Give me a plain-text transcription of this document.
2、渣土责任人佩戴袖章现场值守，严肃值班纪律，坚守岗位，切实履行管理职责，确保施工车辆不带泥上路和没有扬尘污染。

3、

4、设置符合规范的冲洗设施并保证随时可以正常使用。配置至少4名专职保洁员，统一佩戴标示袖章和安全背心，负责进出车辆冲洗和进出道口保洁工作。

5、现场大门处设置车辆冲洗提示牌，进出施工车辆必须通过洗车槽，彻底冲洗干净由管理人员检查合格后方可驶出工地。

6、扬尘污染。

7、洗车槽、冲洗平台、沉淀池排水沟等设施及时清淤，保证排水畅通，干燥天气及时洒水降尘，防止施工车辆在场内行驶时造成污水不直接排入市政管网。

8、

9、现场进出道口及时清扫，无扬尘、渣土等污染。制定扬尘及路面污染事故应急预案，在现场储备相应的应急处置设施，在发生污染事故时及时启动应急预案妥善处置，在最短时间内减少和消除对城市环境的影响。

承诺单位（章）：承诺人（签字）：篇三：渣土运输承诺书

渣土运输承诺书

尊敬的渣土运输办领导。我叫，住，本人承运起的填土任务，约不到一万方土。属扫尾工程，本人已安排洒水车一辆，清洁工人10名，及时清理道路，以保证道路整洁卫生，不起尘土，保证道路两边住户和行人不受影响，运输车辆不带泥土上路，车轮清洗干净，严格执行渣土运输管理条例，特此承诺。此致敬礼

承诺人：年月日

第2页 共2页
--------------------------------
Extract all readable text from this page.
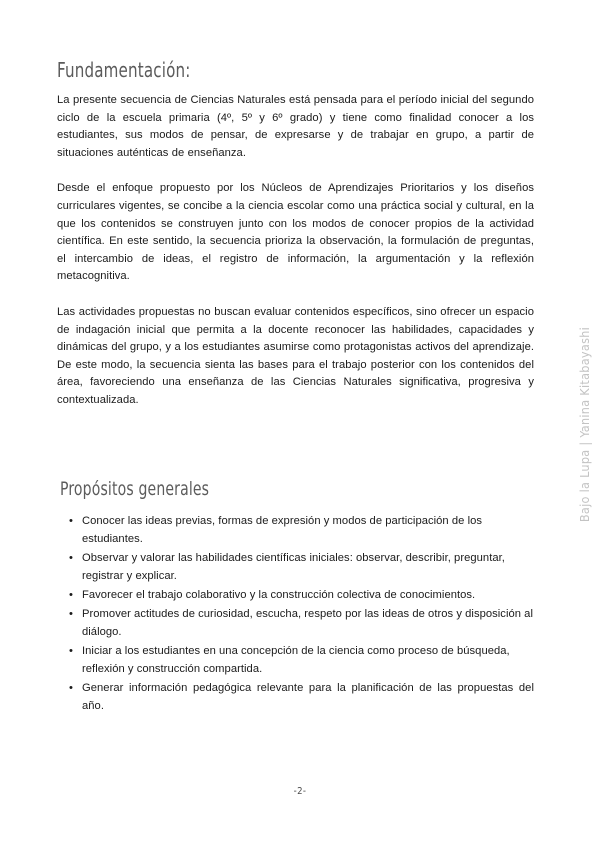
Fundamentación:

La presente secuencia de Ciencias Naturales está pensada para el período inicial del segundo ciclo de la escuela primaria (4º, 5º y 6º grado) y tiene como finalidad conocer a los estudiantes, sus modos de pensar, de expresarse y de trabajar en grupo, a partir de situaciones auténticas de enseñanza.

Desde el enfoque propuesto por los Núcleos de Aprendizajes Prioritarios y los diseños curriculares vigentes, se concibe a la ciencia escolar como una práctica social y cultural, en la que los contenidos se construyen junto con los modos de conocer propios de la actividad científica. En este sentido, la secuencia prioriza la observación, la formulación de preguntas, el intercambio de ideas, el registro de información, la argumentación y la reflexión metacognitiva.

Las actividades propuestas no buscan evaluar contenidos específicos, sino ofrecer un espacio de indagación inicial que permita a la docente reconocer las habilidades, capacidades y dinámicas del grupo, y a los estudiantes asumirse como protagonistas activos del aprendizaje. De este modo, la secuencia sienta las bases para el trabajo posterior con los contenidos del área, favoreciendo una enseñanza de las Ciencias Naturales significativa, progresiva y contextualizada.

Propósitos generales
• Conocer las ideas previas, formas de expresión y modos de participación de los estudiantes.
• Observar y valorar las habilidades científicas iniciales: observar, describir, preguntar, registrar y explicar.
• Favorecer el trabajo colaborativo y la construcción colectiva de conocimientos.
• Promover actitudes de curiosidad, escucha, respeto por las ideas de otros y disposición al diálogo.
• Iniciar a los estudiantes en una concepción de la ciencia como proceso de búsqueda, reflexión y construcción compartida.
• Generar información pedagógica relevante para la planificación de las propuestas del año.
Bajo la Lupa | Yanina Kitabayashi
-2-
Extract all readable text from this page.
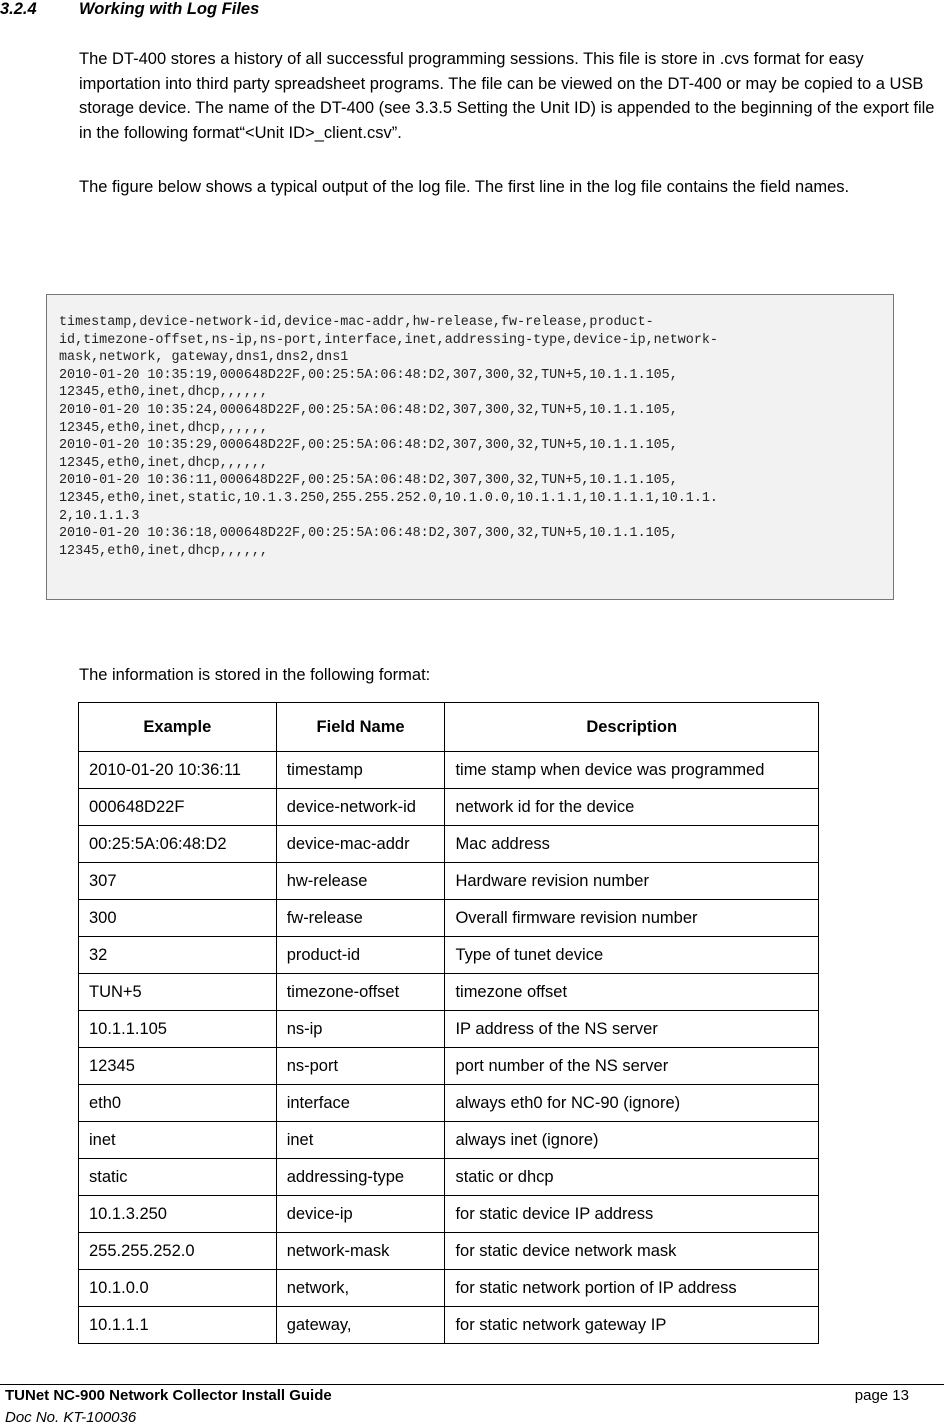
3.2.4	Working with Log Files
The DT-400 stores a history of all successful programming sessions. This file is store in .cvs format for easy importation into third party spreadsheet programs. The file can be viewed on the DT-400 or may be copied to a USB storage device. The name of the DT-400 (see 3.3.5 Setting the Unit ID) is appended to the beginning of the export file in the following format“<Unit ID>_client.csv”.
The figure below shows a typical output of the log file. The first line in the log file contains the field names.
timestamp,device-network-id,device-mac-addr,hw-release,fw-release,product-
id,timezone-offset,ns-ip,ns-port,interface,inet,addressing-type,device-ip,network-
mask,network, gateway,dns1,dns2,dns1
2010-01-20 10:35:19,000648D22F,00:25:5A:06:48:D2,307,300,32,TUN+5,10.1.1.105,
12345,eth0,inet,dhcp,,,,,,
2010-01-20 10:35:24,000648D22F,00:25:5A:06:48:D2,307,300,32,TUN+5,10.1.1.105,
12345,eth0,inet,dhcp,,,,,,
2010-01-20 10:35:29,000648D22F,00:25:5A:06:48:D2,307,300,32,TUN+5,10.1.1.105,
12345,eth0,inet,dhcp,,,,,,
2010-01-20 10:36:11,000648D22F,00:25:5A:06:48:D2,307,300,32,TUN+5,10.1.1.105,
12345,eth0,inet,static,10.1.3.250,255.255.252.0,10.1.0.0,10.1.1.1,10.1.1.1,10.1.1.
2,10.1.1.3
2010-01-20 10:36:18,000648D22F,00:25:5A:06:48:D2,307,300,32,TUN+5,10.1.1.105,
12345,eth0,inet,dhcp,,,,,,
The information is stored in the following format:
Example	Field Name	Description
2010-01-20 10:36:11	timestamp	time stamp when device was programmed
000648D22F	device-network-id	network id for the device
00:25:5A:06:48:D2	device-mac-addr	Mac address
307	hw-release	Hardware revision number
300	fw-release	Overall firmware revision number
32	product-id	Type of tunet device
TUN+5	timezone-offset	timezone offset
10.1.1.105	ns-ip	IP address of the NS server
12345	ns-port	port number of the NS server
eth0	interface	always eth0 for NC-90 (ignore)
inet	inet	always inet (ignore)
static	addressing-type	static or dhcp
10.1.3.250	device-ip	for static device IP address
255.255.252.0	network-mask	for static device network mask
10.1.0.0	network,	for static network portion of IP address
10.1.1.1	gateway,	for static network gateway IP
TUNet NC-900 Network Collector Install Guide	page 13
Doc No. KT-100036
--------------------------------
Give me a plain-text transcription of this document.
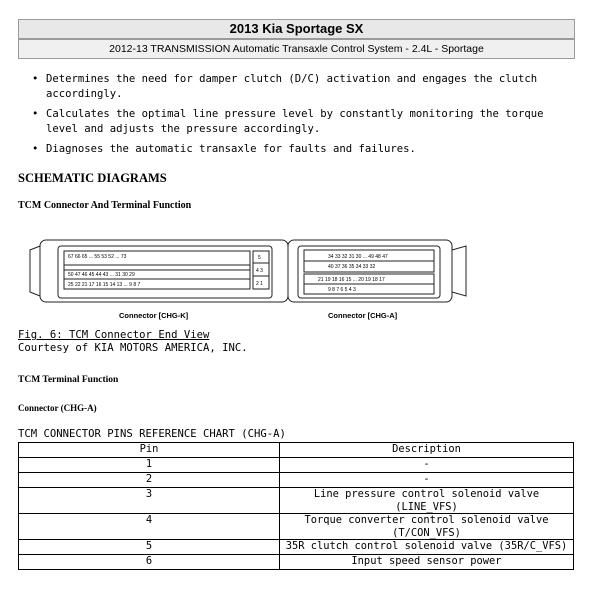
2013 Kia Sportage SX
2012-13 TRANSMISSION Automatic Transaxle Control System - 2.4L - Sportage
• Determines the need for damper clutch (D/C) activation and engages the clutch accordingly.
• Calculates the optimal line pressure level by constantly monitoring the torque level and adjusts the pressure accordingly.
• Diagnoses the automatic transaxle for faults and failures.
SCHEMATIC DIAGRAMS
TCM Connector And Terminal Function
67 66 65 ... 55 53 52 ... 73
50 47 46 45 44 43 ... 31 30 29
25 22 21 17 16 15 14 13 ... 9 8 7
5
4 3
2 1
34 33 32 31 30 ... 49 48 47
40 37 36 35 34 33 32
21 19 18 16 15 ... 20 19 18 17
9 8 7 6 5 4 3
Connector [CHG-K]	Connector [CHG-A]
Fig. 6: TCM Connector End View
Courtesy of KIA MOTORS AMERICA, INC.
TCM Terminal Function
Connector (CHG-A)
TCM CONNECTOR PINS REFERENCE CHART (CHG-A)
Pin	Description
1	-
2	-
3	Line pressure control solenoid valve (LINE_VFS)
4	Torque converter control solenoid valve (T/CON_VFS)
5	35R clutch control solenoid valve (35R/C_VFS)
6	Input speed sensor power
--------------------------------
§ **What the task requires**: Of the lines in the entries, how many include the word "clutch"? State only the number.

§ **Problem solution**: 2